## TASK GOAL
Find every line in the records below that holds the word "Annual" and copy it.

Figure collection entries:
··········
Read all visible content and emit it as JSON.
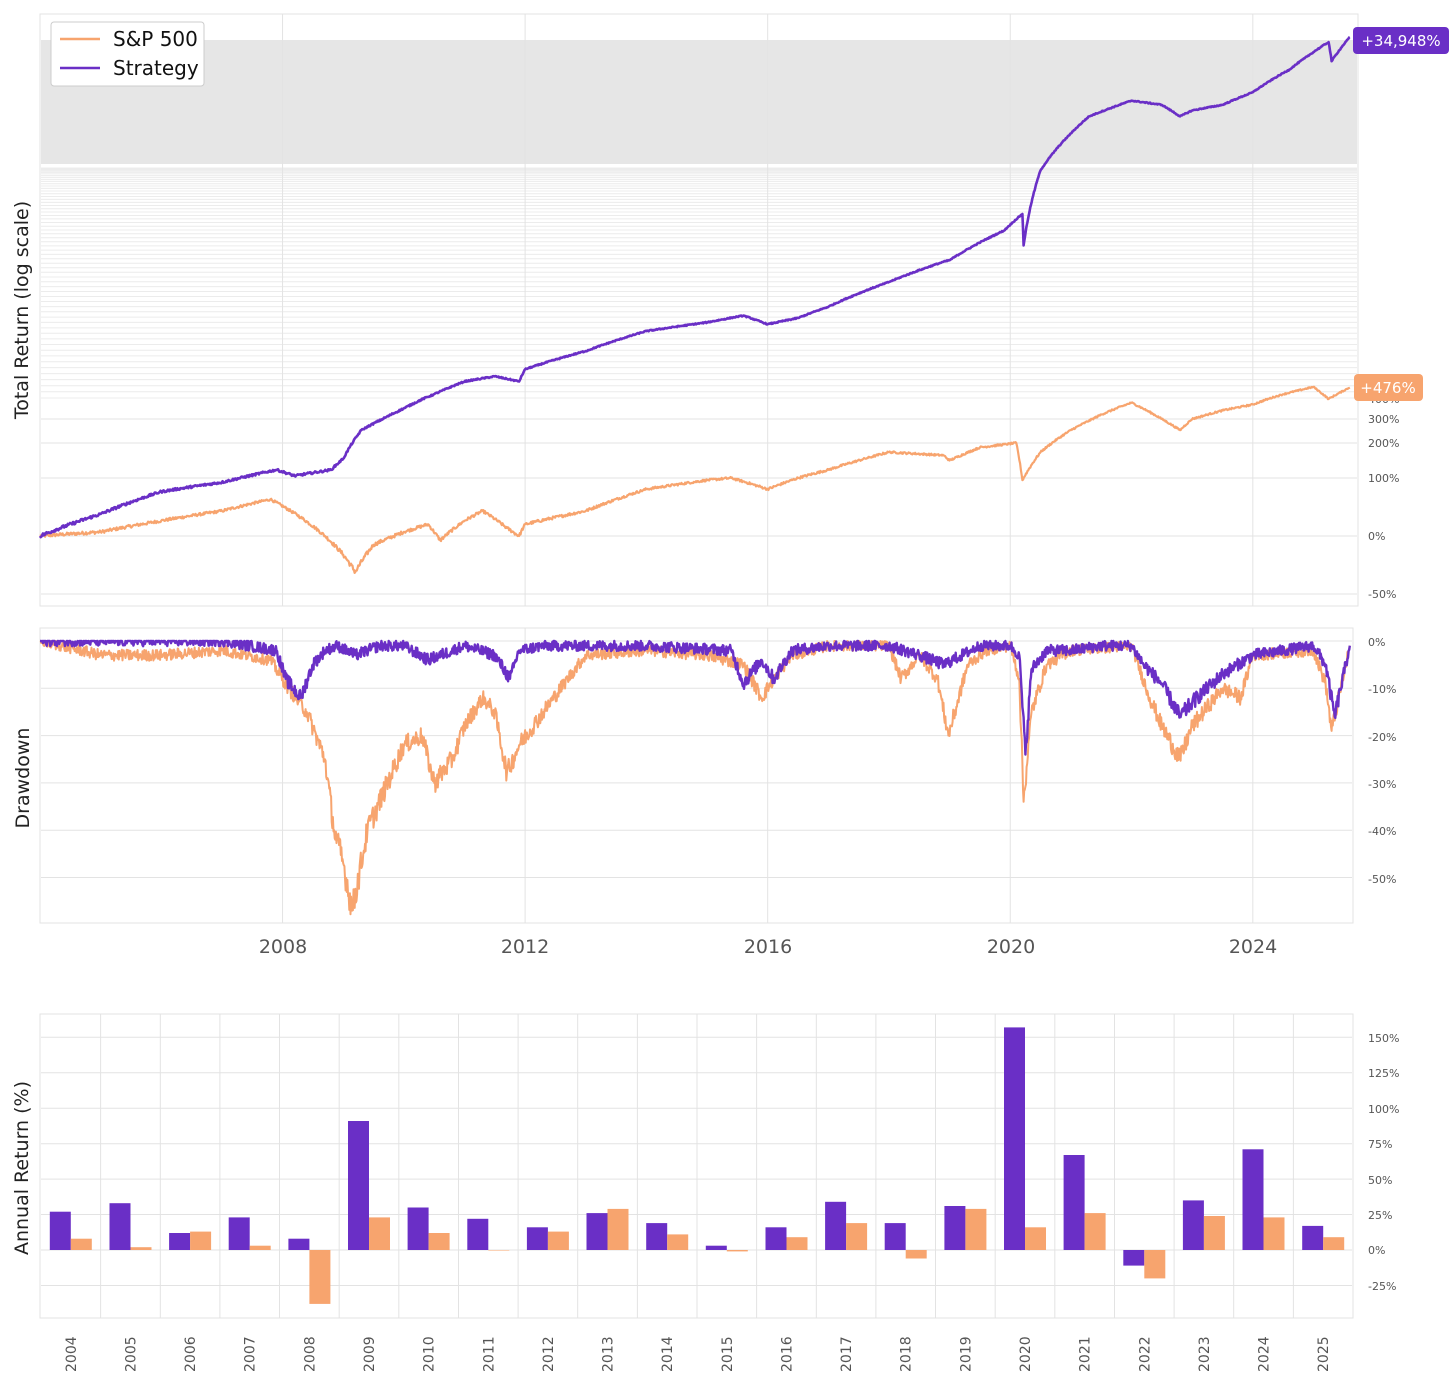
{
  "colors": {
    "strategy": "#6a2fc6",
    "sp500": "#f7a46e",
    "grid": "#e3e3e3",
    "band": "#e6e6e6"
  },
  "legend": {
    "items": [
      "S&P 500",
      "Strategy"
    ],
    "placement": "top-left"
  },
  "labels": {
    "total_return_ylabel": "Total Return (log scale)",
    "drawdown_ylabel": "Drawdown",
    "annual_ylabel": "Annual Return (%)",
    "strategy_final_tag": "+34,948%",
    "sp500_final_tag": "+476%"
  },
  "chart_data": [
    {
      "type": "line",
      "ylabel": "Total Return (log scale)",
      "yscale": "log",
      "yticks": [
        "400%",
        "300%",
        "200%",
        "100%",
        "0%",
        "-50%"
      ],
      "xticks": [
        "2008",
        "2012",
        "2016",
        "2020",
        "2024"
      ],
      "series": [
        {
          "name": "Strategy",
          "x": [
            2004.0,
            2005.0,
            2006.0,
            2007.0,
            2007.9,
            2008.2,
            2008.8,
            2009.0,
            2009.3,
            2010.0,
            2010.5,
            2011.0,
            2011.5,
            2011.9,
            2012.0,
            2013.0,
            2014.0,
            2015.0,
            2015.6,
            2016.0,
            2016.5,
            2017.0,
            2018.0,
            2018.9,
            2019.0,
            2019.9,
            2020.2,
            2020.22,
            2020.5,
            2021.0,
            2021.3,
            2022.0,
            2022.5,
            2022.8,
            2023.0,
            2023.5,
            2024.0,
            2024.6,
            2024.9,
            2025.25,
            2025.3,
            2025.6
          ],
          "values": [
            0,
            30,
            70,
            90,
            120,
            105,
            120,
            150,
            250,
            350,
            430,
            520,
            560,
            520,
            620,
            800,
            1050,
            1180,
            1290,
            1150,
            1250,
            1450,
            2000,
            2550,
            2600,
            3700,
            4500,
            3100,
            7500,
            11500,
            14000,
            16800,
            16000,
            14000,
            15000,
            16000,
            18500,
            24000,
            28000,
            33000,
            26500,
            34948
          ]
        },
        {
          "name": "S&P 500",
          "x": [
            2004.0,
            2005.0,
            2006.0,
            2007.0,
            2007.8,
            2008.3,
            2008.7,
            2009.0,
            2009.2,
            2009.5,
            2010.0,
            2010.4,
            2010.6,
            2011.0,
            2011.3,
            2011.7,
            2011.9,
            2012.0,
            2013.0,
            2014.0,
            2015.0,
            2015.4,
            2016.0,
            2016.5,
            2017.0,
            2018.0,
            2018.9,
            2019.0,
            2019.5,
            2020.1,
            2020.2,
            2020.5,
            2021.0,
            2021.5,
            2022.0,
            2022.5,
            2022.8,
            2023.0,
            2023.5,
            2024.0,
            2024.5,
            2025.0,
            2025.25,
            2025.6
          ],
          "values": [
            0,
            5,
            20,
            35,
            55,
            25,
            0,
            -20,
            -35,
            -10,
            5,
            15,
            -5,
            20,
            35,
            10,
            0,
            15,
            35,
            75,
            95,
            100,
            75,
            100,
            120,
            170,
            160,
            145,
            185,
            200,
            95,
            170,
            250,
            320,
            380,
            300,
            250,
            300,
            340,
            370,
            430,
            480,
            400,
            476
          ]
        }
      ]
    },
    {
      "type": "line",
      "ylabel": "Drawdown",
      "yticks": [
        "0%",
        "-10%",
        "-20%",
        "-30%",
        "-40%",
        "-50%"
      ],
      "xticks": [
        "2008",
        "2012",
        "2016",
        "2020",
        "2024"
      ],
      "series": [
        {
          "name": "Strategy",
          "x": [
            2004.0,
            2007.0,
            2007.9,
            2008.05,
            2008.3,
            2008.5,
            2008.7,
            2008.9,
            2009.2,
            2009.6,
            2010.0,
            2010.4,
            2011.0,
            2011.5,
            2011.75,
            2011.9,
            2012.3,
            2013.0,
            2014.0,
            2015.4,
            2015.6,
            2015.9,
            2016.1,
            2016.4,
            2017.0,
            2018.0,
            2018.5,
            2018.9,
            2019.5,
            2020.0,
            2020.15,
            2020.25,
            2020.35,
            2020.6,
            2021.0,
            2021.5,
            2022.0,
            2022.2,
            2022.5,
            2022.8,
            2023.0,
            2023.5,
            2024.0,
            2025.0,
            2025.2,
            2025.35,
            2025.6
          ],
          "values": [
            0,
            0,
            -2,
            -8,
            -12,
            -5,
            -2,
            -1,
            -3,
            -1,
            -1,
            -4,
            -1,
            -3,
            -8,
            -2,
            -1,
            -1,
            -1,
            -2,
            -9,
            -4,
            -8,
            -2,
            -1,
            -1,
            -3,
            -5,
            -1,
            -1,
            -3,
            -24,
            -6,
            -2,
            -2,
            -1,
            -1,
            -5,
            -9,
            -16,
            -13,
            -7,
            -3,
            -1,
            -5,
            -16,
            -1
          ]
        },
        {
          "name": "S&P 500",
          "x": [
            2004.0,
            2005.0,
            2006.0,
            2007.0,
            2007.8,
            2008.1,
            2008.4,
            2008.7,
            2008.85,
            2009.0,
            2009.15,
            2009.4,
            2009.8,
            2010.0,
            2010.3,
            2010.5,
            2010.8,
            2011.0,
            2011.3,
            2011.5,
            2011.7,
            2011.9,
            2012.3,
            2012.7,
            2013.0,
            2014.0,
            2015.0,
            2015.6,
            2015.9,
            2016.1,
            2016.4,
            2017.0,
            2018.0,
            2018.2,
            2018.5,
            2018.8,
            2018.98,
            2019.3,
            2019.6,
            2020.0,
            2020.15,
            2020.22,
            2020.35,
            2020.6,
            2021.0,
            2022.0,
            2022.3,
            2022.5,
            2022.8,
            2023.0,
            2023.5,
            2023.8,
            2024.0,
            2025.0,
            2025.2,
            2025.3,
            2025.6
          ],
          "values": [
            0,
            -3,
            -3,
            -2,
            -4,
            -10,
            -15,
            -25,
            -40,
            -47,
            -57,
            -40,
            -28,
            -22,
            -20,
            -30,
            -25,
            -18,
            -12,
            -15,
            -28,
            -22,
            -15,
            -8,
            -3,
            -2,
            -3,
            -5,
            -12,
            -8,
            -3,
            -1,
            -1,
            -8,
            -3,
            -8,
            -20,
            -5,
            -2,
            -1,
            -8,
            -34,
            -15,
            -5,
            -2,
            -1,
            -12,
            -18,
            -25,
            -18,
            -10,
            -12,
            -3,
            -2,
            -9,
            -19,
            -1
          ]
        }
      ]
    },
    {
      "type": "bar",
      "ylabel": "Annual Return (%)",
      "yticks": [
        "150%",
        "125%",
        "100%",
        "75%",
        "50%",
        "25%",
        "0%",
        "-25%"
      ],
      "categories": [
        "2004",
        "2005",
        "2006",
        "2007",
        "2008",
        "2009",
        "2010",
        "2011",
        "2012",
        "2013",
        "2014",
        "2015",
        "2016",
        "2017",
        "2018",
        "2019",
        "2020",
        "2021",
        "2022",
        "2023",
        "2024",
        "2025"
      ],
      "series": [
        {
          "name": "Strategy",
          "values": [
            27,
            33,
            12,
            23,
            8,
            91,
            30,
            22,
            16,
            26,
            19,
            3,
            16,
            34,
            19,
            31,
            157,
            67,
            -11,
            35,
            71,
            17
          ]
        },
        {
          "name": "S&P 500",
          "values": [
            8,
            2,
            13,
            3,
            -38,
            23,
            12,
            0,
            13,
            29,
            11,
            -1,
            9,
            19,
            -6,
            29,
            16,
            26,
            -20,
            24,
            23,
            9
          ]
        }
      ]
    }
  ]
}
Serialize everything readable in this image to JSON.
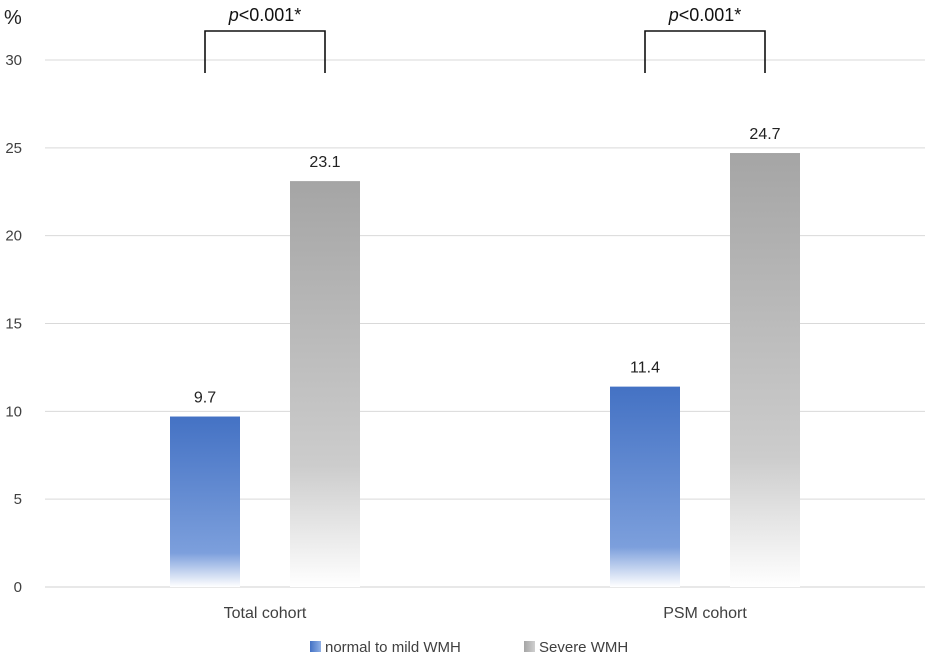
{
  "chart_data": {
    "type": "bar",
    "ylabel": "%",
    "ylim": [
      0,
      30
    ],
    "yticks": [
      0,
      5,
      10,
      15,
      20,
      25,
      30
    ],
    "grid": true,
    "legend_position": "bottom",
    "categories": [
      "Total cohort",
      "PSM cohort"
    ],
    "series": [
      {
        "name": "normal to mild WMH",
        "values": [
          9.7,
          11.4
        ],
        "color": "#4472c4"
      },
      {
        "name": "Severe WMH",
        "values": [
          23.1,
          24.7
        ],
        "color": "#a5a5a5"
      }
    ],
    "data_labels": [
      [
        "9.7",
        "11.4"
      ],
      [
        "23.1",
        "24.7"
      ]
    ],
    "annotations": [
      {
        "category": "Total cohort",
        "p_prefix": "p",
        "p_text": "<0.001*"
      },
      {
        "category": "PSM cohort",
        "p_prefix": "p",
        "p_text": "<0.001*"
      }
    ]
  }
}
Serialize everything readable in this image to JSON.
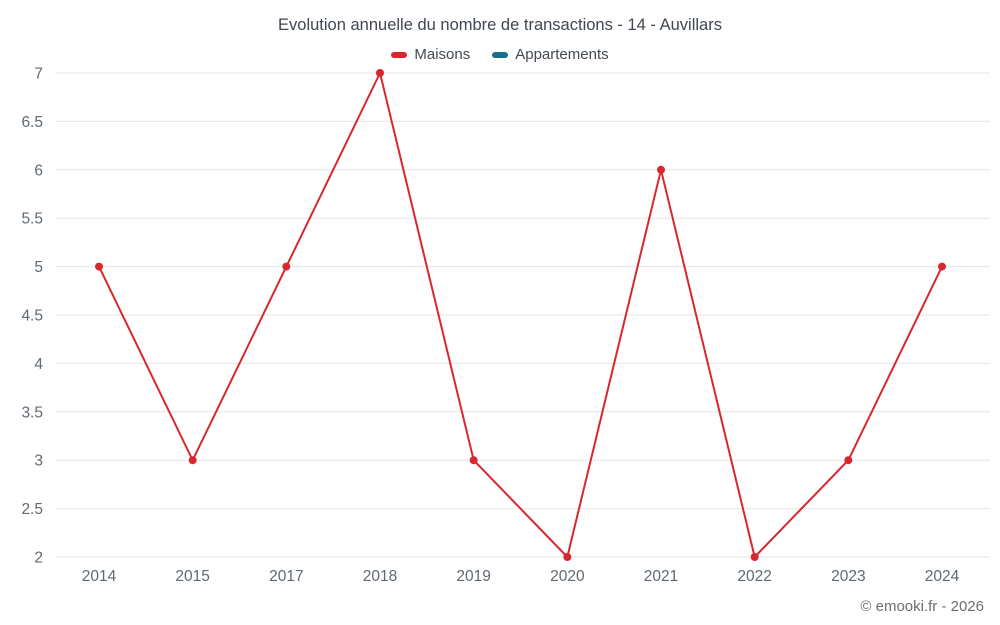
{
  "chart": {
    "footer": "© emooki.fr - 2026"
  },
  "chart_data": {
    "type": "line",
    "title": "Evolution annuelle du nombre de transactions - 14 - Auvillars",
    "categories": [
      "2014",
      "2015",
      "2017",
      "2018",
      "2019",
      "2020",
      "2021",
      "2022",
      "2023",
      "2024"
    ],
    "series": [
      {
        "name": "Maisons",
        "color": "#d7282f",
        "values": [
          5,
          3,
          5,
          7,
          3,
          2,
          6,
          2,
          3,
          5
        ]
      },
      {
        "name": "Appartements",
        "color": "#1b6d8d",
        "values": []
      }
    ],
    "xlabel": "",
    "ylabel": "",
    "ylim": [
      2,
      7
    ],
    "ytick_step": 0.5,
    "grid": "horizontal",
    "gridline_color": "#e6e6e6",
    "axis_label_color": "#5f6973",
    "legend_position": "top"
  }
}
··········
## OUTPUT OF THE EXERCISE
    "annual_ylabel": "Annual Return (%)",
      "ylabel": "Annual Return (%)",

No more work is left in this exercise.